* Texto de leitura *
▼▼▼

A emancipação política é a conquista de um patamar de liberdade que se dá, por rigorosa necessidade histórica, " por meio do Estado (...)" (Marx, 1969:24) e este, o máximo que pode fazer, é regular a propriedade privada, a exploração do homem pelo homem, --nunca superar a ambos. Por isso, este "grande avanço" que foi a emancipação política frente à "feudalidade" se converteu, com a plena explicitação das alienações fundadas pelo capital, na nossa atual forma de "iliberdade", uma forma historicamente específica de escravidão[7]cuja essência está na conversão do desenvolvimento das forças produtivas (isto é, da condição universal do desenvolvimento histórico da humanidade) em intensificação das desumanidades socialmente postas. E o nódulo desta essência reside na propriedade privada burguesa.

▲▲▲

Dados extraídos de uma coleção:
▼▼▼

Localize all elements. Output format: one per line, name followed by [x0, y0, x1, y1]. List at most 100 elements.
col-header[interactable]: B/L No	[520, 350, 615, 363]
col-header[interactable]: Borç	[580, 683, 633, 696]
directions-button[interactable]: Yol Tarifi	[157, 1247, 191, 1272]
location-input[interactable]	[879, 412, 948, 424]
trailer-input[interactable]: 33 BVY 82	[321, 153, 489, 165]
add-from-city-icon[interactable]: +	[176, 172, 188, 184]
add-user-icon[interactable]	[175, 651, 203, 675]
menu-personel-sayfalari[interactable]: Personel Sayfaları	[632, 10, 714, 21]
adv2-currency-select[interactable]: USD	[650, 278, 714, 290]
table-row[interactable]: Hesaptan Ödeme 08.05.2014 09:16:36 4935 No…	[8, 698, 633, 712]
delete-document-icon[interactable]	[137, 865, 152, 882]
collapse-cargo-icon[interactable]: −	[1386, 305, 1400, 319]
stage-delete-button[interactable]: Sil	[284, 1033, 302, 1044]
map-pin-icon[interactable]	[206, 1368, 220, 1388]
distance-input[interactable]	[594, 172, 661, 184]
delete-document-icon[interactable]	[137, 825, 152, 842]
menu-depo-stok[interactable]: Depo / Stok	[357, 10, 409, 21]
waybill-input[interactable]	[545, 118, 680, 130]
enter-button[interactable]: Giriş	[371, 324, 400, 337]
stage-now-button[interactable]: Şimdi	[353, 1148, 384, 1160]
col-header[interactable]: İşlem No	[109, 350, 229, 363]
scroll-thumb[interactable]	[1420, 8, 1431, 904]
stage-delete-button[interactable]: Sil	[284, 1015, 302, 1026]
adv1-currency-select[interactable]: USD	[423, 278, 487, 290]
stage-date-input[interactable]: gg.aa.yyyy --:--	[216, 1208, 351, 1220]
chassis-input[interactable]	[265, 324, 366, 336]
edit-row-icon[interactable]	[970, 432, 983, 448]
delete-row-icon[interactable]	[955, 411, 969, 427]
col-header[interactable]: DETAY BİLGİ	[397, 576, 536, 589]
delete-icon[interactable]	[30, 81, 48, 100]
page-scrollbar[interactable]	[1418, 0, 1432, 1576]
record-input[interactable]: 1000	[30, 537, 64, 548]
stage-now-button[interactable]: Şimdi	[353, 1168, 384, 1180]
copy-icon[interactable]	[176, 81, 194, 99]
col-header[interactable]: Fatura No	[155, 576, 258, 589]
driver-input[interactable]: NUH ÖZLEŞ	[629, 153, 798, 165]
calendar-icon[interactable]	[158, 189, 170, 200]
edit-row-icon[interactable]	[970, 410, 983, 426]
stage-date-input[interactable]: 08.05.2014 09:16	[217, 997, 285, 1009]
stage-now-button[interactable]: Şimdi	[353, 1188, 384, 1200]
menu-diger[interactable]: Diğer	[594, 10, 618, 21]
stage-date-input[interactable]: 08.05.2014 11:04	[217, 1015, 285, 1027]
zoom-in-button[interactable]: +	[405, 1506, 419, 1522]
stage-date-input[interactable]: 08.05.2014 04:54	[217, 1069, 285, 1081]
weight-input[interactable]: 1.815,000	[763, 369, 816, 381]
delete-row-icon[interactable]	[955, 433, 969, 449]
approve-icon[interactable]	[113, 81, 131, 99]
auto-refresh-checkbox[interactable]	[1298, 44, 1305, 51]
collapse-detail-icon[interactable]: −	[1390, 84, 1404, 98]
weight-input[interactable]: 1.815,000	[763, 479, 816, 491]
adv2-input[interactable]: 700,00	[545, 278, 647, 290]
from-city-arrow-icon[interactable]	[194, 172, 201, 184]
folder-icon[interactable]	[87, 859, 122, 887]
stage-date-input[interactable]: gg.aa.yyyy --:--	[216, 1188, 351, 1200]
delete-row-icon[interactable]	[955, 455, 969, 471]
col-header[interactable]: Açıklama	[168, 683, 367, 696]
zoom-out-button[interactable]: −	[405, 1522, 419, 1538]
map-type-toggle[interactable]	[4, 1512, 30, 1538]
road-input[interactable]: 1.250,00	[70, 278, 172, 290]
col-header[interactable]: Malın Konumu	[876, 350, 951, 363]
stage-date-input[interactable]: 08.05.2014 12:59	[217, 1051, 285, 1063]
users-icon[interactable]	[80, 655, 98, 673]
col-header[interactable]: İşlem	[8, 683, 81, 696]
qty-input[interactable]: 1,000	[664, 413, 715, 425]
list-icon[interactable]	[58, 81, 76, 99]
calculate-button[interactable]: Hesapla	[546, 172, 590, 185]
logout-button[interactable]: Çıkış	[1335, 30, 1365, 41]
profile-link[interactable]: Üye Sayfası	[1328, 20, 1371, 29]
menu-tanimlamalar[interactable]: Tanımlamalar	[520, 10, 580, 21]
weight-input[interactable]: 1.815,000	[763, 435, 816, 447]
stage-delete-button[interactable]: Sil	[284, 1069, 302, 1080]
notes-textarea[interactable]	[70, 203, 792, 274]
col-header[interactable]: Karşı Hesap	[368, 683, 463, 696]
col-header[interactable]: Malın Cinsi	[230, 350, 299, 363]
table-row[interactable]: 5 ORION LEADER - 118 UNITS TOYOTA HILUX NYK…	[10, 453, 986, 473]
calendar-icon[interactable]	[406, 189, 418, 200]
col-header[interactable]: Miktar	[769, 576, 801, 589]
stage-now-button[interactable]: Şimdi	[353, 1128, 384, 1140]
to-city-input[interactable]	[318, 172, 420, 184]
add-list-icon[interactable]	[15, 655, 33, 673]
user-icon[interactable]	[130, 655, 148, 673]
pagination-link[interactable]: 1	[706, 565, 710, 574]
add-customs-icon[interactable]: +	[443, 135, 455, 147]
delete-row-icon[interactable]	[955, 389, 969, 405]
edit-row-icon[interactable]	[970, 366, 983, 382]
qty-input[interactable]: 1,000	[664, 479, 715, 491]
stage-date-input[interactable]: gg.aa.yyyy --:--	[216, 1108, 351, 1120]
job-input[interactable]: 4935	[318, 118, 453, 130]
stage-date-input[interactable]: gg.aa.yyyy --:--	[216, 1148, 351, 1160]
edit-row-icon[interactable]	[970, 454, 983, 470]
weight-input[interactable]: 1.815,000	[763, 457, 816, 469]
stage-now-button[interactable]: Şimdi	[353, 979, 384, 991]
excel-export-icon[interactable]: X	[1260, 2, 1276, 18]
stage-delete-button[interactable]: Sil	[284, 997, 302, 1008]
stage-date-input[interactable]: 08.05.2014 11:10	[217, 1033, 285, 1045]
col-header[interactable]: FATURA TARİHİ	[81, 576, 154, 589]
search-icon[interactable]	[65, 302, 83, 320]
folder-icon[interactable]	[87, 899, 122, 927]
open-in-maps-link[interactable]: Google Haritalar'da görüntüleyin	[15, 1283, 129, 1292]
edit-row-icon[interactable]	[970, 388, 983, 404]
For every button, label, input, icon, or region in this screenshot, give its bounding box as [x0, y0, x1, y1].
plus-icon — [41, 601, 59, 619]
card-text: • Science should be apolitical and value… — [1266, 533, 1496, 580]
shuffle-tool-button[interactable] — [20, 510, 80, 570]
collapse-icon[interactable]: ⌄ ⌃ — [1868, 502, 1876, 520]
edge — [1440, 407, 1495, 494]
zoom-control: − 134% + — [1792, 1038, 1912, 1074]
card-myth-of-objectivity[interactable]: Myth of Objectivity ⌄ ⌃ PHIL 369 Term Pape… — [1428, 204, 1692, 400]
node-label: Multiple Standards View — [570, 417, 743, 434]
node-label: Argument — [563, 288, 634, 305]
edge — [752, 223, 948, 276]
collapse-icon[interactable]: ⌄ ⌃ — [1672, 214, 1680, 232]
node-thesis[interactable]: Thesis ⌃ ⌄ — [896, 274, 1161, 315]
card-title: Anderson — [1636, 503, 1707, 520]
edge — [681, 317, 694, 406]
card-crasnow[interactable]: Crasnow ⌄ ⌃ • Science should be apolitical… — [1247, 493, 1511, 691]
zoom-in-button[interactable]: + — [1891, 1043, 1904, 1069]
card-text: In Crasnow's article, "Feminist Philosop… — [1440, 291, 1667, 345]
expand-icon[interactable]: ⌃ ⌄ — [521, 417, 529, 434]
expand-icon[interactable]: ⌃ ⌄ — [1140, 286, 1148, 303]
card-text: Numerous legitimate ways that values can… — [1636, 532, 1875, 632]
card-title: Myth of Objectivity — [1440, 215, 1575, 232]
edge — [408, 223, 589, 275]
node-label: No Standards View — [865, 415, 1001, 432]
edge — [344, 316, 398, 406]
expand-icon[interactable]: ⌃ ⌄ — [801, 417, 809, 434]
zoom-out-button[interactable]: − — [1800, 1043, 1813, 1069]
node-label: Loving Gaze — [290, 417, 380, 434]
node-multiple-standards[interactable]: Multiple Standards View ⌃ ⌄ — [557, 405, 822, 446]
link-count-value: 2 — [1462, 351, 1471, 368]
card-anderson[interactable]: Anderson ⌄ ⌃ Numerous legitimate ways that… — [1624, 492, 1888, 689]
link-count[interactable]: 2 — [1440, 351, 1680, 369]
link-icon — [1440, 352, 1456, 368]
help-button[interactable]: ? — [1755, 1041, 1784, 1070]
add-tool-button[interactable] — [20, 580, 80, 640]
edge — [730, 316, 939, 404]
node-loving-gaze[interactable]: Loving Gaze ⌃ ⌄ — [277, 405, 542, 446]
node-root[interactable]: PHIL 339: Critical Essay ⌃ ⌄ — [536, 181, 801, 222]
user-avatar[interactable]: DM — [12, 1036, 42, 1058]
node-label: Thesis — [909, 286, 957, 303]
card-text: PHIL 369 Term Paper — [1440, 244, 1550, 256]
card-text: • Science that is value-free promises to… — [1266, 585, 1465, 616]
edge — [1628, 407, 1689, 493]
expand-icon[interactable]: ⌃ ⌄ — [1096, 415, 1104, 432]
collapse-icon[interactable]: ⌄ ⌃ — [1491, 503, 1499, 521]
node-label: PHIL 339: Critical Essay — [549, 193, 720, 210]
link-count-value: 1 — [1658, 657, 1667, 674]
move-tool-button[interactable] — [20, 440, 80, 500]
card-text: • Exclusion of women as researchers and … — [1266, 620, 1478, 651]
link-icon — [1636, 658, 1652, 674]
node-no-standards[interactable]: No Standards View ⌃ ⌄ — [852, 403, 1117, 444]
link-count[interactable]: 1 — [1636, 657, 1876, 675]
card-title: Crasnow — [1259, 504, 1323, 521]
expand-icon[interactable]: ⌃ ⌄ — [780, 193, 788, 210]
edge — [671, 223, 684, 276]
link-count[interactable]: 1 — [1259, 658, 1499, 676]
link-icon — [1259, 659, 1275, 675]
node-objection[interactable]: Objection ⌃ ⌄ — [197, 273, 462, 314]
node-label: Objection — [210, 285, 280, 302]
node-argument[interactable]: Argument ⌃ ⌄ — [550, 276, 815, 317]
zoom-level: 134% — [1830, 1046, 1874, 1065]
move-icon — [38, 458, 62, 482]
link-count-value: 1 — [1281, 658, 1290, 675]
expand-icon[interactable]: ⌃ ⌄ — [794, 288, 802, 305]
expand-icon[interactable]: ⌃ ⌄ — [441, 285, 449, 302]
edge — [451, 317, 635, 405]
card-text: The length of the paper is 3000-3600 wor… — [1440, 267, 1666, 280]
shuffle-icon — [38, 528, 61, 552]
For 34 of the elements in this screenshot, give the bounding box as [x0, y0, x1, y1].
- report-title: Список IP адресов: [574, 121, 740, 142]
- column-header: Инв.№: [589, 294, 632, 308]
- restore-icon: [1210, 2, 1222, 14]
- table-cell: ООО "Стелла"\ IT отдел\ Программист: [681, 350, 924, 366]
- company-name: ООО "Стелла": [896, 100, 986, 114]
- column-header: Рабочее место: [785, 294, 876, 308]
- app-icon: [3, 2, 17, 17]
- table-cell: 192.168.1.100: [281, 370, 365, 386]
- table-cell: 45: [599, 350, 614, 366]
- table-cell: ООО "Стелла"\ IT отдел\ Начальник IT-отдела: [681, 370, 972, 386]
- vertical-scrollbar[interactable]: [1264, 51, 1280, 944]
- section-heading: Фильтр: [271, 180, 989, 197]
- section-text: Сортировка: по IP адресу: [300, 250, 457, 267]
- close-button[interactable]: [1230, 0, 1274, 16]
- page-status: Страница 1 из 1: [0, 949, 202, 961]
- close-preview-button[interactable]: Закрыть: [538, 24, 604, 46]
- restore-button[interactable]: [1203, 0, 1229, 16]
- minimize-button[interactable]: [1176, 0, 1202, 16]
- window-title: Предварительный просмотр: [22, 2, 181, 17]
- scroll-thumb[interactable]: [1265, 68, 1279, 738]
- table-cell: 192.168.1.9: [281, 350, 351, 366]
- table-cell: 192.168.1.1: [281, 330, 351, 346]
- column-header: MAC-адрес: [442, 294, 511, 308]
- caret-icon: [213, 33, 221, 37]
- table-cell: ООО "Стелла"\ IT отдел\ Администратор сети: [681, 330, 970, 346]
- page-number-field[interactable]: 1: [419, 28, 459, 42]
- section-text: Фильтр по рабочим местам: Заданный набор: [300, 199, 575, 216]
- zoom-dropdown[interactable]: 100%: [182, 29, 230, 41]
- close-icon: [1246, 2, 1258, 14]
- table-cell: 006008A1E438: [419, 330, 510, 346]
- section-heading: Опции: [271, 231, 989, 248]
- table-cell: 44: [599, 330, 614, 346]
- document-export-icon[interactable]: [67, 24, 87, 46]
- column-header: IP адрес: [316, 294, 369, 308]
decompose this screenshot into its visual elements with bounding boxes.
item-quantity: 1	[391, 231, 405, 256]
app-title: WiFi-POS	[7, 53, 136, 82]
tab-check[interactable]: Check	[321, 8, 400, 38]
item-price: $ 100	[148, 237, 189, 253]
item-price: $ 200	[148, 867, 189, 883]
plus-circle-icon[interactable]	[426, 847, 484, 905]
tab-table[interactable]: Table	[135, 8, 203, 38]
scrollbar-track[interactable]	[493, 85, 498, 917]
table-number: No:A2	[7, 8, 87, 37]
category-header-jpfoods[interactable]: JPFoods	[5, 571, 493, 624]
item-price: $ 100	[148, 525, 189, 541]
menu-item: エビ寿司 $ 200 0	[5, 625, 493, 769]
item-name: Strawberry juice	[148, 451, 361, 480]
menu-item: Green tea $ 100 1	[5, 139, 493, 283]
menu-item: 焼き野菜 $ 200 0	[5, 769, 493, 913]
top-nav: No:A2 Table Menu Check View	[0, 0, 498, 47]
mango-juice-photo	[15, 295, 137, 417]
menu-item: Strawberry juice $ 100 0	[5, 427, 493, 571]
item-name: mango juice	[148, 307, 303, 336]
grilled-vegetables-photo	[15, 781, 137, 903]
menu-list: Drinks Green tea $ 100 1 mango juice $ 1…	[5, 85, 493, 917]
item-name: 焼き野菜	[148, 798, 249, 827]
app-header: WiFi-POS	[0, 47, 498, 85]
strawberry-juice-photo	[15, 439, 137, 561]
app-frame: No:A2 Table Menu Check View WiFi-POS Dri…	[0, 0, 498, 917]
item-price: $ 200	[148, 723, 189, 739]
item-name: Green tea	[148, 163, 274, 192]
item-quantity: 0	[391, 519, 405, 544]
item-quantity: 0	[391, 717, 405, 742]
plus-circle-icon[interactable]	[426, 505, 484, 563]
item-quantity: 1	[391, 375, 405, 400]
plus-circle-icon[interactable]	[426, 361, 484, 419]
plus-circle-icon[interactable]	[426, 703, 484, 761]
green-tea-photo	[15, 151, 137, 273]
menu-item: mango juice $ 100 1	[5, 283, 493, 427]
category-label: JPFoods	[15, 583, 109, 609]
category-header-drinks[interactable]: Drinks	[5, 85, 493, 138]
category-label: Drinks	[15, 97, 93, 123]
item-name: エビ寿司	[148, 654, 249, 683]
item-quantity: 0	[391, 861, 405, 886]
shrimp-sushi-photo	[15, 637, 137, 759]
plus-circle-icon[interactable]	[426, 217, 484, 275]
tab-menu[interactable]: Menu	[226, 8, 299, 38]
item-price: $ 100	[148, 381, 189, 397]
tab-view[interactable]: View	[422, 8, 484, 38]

▲▲▲

* Lista de tarefas *
• A. Responda, com base no texto sobre a emancipação política, às perguntas a seguir:
(i) Por meio de que se dá a emancipação política?
(ii) Qual é o máximo que o Estado pode fazer?
(iii) Em que reside o nódulo da essência descrita no texto?
• B. Prossiga o texto sobre a emancipação política a partir de sua última frase.
As linhas constituem material à parte, independente do texto sobre a emancipação política.

* Respostas apresentadas *
• A.
(i) Por meio do Estado.
(ii) Regular a propriedade privada e a exploração do homem pelo homem, sem nunca superar a ambas.
(iii) Na propriedade privada burguesa.

• B.
A riqueza dos textos de Marx, mesmo quando ainda em um estágio teórico não plenamente desenvolvido, está em que esclaresse elementos essenciais do modo de produção capitalista. Elementos que, por serem essenciais, tendem a continuar através da evolução desse modo de produção. A relação ontológica que Marx estabelece entre o caráter "político" do Estado e a "sociedade burguesa", pelo qual esta é o fundamento daquele e, o primeiro, uma decorrência histórico-necessária do desenvolvimeto da segunda, permanece tão atual hoje quanto em 1843. Não queremos com isso desconsiderar dois séculos de história. Todavia, como não reconhecer na conversão do Estado de Bem-Estar ao Estado neoliberal, na destruição dos direitos dos trabalhadores (de modo "democrático" e pelas mesmas instituições "democráticas" e pela mesma "sociedade burguesa" que os criou) uma manifestação peculiar daquela determinação mais universal que Marx assinalou estar presente na relação entre a "sociedade burguesa" e o Estado "político"? Como não reconhecer em Guantánamo a obra do Estado "político" que o criou?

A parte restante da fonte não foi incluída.